§ **Task to complete**
Go through the entries below and collect each line with the string "tushuncha" in it.

§ **Provided records**
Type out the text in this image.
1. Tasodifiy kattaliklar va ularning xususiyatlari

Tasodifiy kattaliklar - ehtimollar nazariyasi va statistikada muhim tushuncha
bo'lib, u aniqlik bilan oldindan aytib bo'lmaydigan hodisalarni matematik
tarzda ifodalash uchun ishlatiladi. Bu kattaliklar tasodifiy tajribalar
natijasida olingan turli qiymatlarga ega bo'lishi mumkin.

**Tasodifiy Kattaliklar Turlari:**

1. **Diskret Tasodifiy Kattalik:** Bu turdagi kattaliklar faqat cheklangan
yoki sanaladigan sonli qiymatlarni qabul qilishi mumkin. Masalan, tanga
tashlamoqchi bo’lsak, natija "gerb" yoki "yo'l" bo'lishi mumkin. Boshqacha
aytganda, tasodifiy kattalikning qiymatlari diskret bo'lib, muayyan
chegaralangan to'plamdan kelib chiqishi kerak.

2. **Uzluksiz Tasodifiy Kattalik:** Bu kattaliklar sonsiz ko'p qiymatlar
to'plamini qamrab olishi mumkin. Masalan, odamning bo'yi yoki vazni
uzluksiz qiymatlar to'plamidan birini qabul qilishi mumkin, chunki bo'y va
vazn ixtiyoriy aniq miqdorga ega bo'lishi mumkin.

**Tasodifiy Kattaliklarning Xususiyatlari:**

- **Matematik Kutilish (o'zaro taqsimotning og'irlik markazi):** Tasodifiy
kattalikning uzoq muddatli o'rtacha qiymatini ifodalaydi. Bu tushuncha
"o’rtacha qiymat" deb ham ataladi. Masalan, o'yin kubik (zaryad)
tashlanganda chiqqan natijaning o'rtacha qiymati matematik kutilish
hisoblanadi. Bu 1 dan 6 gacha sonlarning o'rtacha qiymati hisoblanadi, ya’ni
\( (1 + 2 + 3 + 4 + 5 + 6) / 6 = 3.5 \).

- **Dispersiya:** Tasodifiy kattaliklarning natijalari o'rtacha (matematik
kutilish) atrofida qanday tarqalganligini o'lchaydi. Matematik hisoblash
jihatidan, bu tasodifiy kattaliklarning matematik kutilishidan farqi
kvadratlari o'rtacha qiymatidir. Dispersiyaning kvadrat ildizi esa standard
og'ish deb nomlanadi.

§ **The reply**
Tasodifiy kattaliklar - ehtimollar nazariyasi va statistikada muhim tushuncha
kattalikning uzoq muddatli o'rtacha qiymatini ifodalaydi. Bu tushuncha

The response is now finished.